Task objective: Your job is to restate each entry word for word.

Given information:

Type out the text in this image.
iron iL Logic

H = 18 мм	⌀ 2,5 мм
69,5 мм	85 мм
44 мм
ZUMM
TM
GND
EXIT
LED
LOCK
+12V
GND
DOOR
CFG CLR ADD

Exercise output:
Type out the text in this image.
iron iL Logic

H = 18 мм	⌀ 2,5 мм
69,5 мм	85 мм
44 мм
ZUMM
TM
GND
EXIT
LED
LOCK
+12V
GND
DOOR
CFG CLR ADD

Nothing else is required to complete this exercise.